--- Entries provided ---
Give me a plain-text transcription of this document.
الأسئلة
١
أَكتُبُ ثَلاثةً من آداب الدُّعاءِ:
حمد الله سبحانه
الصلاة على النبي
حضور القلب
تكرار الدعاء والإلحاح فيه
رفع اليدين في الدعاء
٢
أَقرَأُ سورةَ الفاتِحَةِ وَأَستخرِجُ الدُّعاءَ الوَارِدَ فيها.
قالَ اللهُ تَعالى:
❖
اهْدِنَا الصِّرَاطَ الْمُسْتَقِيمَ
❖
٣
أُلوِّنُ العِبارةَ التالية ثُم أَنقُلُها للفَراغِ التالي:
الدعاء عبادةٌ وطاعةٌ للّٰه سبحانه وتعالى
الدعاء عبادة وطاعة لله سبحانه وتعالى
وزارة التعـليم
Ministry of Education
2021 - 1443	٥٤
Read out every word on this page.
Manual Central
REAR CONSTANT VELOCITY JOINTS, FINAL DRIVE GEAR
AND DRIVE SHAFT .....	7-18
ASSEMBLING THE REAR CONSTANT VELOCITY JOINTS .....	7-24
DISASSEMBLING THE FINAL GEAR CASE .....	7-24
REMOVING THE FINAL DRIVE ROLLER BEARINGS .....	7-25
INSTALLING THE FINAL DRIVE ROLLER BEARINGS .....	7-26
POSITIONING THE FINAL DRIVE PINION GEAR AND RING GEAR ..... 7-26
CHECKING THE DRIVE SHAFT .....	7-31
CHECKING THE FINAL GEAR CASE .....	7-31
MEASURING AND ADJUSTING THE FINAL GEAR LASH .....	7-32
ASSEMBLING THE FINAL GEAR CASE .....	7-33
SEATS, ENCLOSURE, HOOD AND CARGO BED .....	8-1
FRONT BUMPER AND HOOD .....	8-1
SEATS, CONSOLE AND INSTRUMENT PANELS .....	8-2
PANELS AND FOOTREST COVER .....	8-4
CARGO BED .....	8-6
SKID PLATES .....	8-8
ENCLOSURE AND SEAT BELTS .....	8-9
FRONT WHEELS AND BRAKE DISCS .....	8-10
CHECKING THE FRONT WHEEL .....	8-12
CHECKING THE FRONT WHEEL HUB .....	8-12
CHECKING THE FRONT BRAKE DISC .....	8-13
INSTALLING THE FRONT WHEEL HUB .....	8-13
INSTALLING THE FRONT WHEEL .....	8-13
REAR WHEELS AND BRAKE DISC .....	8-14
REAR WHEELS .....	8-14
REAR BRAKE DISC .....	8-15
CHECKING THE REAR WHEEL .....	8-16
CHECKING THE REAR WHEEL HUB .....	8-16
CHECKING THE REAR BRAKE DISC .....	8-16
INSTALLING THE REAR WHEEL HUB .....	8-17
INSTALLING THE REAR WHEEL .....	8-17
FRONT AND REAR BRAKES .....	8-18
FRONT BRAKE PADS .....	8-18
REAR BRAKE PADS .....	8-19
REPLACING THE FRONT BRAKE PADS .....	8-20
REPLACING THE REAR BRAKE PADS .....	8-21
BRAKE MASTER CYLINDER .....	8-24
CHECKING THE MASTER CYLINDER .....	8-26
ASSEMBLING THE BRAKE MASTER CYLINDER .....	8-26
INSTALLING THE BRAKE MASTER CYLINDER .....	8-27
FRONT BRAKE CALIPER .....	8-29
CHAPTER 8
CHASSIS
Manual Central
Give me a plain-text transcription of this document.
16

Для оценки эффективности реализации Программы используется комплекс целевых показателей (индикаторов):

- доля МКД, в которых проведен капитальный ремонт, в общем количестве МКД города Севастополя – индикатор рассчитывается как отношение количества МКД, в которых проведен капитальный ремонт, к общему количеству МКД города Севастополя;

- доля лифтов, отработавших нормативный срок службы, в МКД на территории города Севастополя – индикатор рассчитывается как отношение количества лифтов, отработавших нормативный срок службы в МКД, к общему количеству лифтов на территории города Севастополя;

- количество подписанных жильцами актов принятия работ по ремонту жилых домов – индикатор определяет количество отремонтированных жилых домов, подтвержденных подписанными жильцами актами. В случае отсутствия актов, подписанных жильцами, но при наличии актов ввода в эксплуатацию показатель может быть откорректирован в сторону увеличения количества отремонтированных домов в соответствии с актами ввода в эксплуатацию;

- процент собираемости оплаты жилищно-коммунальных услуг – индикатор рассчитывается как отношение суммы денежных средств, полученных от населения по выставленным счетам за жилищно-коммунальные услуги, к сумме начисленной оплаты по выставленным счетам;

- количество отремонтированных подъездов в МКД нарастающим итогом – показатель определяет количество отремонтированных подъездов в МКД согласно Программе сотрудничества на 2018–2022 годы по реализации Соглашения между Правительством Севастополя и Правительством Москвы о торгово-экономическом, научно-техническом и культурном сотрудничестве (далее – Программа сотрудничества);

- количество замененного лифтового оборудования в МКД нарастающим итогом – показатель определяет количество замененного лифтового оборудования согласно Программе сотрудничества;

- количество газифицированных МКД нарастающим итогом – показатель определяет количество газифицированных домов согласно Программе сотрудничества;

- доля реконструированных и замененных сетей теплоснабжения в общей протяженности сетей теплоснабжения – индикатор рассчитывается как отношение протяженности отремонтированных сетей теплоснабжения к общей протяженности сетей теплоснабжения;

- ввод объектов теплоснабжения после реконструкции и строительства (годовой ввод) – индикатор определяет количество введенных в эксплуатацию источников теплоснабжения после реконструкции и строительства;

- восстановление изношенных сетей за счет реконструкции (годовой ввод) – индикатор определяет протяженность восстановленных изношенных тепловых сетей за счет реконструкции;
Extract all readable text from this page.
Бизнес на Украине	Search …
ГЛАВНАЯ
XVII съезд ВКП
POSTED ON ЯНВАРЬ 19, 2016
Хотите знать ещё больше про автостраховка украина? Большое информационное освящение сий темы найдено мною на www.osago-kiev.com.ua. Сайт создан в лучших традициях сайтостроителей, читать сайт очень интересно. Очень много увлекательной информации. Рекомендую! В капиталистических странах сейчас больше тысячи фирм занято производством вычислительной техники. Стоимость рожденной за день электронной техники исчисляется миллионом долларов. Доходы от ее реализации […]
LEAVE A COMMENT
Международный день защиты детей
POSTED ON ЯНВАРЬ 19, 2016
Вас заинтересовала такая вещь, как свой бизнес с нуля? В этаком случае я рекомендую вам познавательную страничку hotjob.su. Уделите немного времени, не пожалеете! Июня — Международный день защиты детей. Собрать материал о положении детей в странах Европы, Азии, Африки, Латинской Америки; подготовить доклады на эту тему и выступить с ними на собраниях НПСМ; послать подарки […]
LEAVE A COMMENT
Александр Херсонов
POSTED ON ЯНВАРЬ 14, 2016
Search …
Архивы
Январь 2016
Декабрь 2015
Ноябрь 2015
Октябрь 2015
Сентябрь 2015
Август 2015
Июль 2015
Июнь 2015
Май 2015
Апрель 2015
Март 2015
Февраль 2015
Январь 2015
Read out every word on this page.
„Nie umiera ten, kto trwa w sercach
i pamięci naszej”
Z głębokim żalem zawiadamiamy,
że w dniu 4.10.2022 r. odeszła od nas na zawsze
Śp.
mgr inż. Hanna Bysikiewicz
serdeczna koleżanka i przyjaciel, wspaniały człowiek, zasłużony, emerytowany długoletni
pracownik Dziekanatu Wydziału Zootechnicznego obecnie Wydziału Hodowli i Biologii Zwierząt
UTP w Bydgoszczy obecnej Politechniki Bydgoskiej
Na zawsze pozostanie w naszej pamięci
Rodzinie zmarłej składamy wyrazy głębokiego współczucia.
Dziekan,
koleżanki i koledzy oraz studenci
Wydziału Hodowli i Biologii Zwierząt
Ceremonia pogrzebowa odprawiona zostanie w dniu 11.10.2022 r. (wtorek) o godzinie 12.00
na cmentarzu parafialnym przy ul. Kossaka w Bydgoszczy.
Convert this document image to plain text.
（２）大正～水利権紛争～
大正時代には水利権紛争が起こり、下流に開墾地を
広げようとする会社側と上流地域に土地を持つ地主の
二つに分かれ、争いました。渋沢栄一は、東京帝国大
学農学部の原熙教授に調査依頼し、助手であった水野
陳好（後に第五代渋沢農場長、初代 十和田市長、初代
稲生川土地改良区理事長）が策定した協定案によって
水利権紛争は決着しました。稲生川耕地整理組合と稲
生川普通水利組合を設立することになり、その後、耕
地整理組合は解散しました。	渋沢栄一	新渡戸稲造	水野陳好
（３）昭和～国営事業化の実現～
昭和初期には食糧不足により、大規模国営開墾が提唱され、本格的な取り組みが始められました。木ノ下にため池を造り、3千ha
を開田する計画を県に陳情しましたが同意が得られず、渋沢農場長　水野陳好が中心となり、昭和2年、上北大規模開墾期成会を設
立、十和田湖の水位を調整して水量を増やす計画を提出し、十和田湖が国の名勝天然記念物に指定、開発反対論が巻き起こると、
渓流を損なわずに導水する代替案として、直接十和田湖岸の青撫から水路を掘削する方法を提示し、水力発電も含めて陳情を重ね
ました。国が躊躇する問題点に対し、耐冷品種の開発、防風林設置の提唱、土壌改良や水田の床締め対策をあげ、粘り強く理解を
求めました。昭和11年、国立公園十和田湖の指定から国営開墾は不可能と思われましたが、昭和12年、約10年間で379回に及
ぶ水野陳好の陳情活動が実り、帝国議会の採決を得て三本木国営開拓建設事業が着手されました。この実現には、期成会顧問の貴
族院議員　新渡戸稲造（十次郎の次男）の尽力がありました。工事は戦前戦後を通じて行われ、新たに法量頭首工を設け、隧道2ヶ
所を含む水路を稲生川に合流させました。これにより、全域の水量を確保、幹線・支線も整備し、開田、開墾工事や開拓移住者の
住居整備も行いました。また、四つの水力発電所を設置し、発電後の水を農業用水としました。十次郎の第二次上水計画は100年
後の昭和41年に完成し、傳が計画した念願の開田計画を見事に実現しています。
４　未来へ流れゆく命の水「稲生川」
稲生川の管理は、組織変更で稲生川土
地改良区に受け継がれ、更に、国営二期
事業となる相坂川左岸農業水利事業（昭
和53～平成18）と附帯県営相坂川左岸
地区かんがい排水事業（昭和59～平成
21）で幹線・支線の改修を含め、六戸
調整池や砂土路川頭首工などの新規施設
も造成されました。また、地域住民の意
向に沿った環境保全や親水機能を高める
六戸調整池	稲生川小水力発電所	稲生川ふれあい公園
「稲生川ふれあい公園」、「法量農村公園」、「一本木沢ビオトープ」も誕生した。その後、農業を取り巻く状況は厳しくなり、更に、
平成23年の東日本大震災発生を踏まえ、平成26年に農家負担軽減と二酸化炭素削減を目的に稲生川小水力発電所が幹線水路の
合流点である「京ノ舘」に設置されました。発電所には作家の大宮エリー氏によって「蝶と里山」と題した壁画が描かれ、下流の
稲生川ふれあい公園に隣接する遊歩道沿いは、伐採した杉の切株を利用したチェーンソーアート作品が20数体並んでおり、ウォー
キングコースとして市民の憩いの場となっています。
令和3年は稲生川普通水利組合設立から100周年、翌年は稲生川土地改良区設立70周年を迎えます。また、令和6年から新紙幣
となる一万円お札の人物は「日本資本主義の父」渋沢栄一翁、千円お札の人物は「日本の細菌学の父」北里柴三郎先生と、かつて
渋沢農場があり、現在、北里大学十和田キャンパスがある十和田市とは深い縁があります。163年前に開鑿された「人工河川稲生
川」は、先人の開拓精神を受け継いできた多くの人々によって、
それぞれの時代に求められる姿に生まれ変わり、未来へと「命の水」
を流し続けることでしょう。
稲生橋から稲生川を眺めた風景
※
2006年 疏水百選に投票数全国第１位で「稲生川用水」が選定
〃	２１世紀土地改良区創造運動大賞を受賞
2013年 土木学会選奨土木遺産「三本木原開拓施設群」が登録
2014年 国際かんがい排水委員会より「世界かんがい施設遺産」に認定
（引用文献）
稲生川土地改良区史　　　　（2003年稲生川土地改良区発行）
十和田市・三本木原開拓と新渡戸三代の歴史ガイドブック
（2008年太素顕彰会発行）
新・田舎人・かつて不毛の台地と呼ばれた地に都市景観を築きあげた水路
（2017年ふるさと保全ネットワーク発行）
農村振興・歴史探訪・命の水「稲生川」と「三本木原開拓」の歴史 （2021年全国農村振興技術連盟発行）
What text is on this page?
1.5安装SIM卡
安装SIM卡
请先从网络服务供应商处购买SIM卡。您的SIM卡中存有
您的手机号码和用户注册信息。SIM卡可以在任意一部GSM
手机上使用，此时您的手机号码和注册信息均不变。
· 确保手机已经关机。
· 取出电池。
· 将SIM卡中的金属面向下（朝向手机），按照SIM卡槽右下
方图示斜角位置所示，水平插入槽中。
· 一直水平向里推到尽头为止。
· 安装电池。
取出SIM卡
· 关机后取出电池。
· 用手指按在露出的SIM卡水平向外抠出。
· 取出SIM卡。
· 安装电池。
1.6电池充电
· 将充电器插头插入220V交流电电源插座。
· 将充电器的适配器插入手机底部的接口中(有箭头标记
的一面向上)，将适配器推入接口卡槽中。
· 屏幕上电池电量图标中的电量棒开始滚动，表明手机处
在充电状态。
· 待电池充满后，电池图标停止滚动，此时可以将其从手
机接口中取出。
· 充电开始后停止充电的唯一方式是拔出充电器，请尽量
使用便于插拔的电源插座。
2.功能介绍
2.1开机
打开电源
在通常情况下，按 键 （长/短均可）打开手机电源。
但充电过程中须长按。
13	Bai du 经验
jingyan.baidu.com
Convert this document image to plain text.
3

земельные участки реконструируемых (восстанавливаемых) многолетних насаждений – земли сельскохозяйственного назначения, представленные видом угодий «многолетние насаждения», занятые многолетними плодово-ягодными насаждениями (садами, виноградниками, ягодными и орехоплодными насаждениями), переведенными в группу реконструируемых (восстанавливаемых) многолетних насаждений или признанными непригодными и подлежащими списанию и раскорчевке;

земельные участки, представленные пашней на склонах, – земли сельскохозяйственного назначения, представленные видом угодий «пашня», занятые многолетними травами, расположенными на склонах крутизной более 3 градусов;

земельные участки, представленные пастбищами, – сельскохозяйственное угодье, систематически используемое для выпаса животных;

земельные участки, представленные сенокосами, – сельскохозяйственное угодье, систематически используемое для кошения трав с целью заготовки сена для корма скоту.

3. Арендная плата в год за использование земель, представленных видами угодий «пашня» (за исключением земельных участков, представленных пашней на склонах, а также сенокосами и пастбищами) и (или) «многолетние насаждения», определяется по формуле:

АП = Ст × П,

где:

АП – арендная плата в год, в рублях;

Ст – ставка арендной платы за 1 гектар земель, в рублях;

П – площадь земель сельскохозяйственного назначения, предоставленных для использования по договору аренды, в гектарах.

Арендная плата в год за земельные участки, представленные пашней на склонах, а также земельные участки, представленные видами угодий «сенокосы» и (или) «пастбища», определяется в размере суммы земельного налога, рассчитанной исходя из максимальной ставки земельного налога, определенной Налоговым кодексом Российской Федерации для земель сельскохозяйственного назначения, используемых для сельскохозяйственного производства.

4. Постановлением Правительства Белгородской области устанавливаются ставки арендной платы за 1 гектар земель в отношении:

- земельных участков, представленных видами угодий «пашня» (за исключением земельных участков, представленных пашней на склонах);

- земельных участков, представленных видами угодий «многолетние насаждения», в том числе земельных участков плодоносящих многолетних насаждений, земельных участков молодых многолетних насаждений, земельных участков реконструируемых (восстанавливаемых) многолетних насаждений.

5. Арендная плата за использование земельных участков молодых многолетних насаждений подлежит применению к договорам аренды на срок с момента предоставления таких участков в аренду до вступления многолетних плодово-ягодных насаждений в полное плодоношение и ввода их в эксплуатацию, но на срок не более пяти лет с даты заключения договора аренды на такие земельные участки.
---
What you will do – Determine how many of the lines above hold the word "naszej", and output that number by itself.

Output – 2